** Directive **
Tell how many lines include the string "this". Answer with a single number.

** Supplied material **
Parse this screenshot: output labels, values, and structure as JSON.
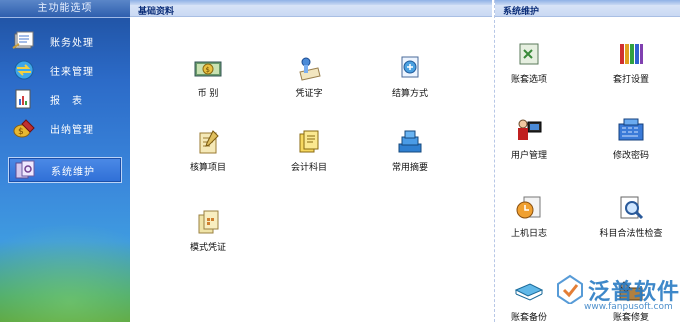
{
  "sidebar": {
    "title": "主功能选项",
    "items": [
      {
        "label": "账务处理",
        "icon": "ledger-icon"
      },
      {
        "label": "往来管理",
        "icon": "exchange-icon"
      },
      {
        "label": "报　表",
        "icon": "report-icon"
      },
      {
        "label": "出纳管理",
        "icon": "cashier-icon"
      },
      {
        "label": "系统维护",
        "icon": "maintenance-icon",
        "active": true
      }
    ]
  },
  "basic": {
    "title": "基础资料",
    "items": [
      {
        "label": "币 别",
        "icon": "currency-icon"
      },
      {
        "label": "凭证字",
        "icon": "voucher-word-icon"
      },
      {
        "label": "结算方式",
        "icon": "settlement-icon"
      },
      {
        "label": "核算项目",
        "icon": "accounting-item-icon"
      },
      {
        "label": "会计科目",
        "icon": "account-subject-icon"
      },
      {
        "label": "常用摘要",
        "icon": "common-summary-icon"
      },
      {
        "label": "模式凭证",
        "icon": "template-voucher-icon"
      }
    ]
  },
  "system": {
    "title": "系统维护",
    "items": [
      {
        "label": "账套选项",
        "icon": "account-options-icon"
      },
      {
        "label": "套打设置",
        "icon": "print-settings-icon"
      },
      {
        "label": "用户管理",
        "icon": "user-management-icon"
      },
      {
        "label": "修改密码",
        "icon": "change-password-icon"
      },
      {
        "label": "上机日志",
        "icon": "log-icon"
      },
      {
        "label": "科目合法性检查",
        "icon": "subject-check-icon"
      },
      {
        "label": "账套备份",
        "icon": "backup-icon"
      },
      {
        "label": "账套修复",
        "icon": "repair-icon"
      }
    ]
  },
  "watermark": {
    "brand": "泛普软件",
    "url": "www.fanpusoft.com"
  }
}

==

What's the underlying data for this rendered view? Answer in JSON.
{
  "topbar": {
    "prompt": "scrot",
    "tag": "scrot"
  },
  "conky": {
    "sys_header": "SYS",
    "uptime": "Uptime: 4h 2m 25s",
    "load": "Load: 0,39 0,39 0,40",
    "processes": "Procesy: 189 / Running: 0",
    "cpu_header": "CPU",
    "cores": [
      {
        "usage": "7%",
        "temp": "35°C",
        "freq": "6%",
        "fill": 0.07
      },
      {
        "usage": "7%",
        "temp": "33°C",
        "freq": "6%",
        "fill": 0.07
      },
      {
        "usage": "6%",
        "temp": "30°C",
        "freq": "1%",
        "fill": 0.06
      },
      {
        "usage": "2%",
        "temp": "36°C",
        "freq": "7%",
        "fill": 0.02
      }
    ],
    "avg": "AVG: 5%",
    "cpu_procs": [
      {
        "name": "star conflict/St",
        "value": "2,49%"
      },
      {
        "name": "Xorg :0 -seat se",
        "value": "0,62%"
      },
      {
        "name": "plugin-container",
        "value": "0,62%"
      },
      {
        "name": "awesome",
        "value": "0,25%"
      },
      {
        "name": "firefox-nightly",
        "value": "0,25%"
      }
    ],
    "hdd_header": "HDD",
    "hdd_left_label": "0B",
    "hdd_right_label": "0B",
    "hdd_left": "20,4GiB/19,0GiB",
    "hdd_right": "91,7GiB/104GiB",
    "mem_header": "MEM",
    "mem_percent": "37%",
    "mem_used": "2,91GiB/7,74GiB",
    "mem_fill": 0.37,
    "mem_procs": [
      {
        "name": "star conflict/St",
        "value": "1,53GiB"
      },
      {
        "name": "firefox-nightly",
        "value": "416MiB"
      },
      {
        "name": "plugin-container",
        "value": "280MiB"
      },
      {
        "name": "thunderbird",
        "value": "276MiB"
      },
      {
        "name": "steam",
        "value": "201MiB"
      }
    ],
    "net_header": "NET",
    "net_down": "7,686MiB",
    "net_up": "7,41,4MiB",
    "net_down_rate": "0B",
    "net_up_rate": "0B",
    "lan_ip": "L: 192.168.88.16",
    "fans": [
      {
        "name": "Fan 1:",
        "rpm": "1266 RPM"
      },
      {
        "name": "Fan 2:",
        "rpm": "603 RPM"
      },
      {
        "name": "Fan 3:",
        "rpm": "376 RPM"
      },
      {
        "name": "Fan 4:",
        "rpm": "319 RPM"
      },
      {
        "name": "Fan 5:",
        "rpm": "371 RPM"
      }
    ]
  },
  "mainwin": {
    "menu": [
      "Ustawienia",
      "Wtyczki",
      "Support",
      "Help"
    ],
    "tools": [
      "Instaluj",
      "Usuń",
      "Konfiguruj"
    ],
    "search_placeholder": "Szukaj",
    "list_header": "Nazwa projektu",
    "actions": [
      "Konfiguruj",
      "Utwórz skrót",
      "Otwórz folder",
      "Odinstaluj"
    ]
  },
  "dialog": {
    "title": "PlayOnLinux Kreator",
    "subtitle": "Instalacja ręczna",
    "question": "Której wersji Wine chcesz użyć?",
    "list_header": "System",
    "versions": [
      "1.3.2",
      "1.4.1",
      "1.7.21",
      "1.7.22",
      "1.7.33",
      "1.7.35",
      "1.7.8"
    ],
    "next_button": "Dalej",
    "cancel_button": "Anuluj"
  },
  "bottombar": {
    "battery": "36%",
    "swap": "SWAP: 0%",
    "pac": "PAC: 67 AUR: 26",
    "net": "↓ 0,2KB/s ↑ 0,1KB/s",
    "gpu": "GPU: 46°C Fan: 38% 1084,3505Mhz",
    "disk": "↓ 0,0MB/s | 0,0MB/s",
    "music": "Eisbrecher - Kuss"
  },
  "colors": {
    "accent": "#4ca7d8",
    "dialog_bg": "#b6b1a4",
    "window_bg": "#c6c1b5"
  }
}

** Correct answer **
2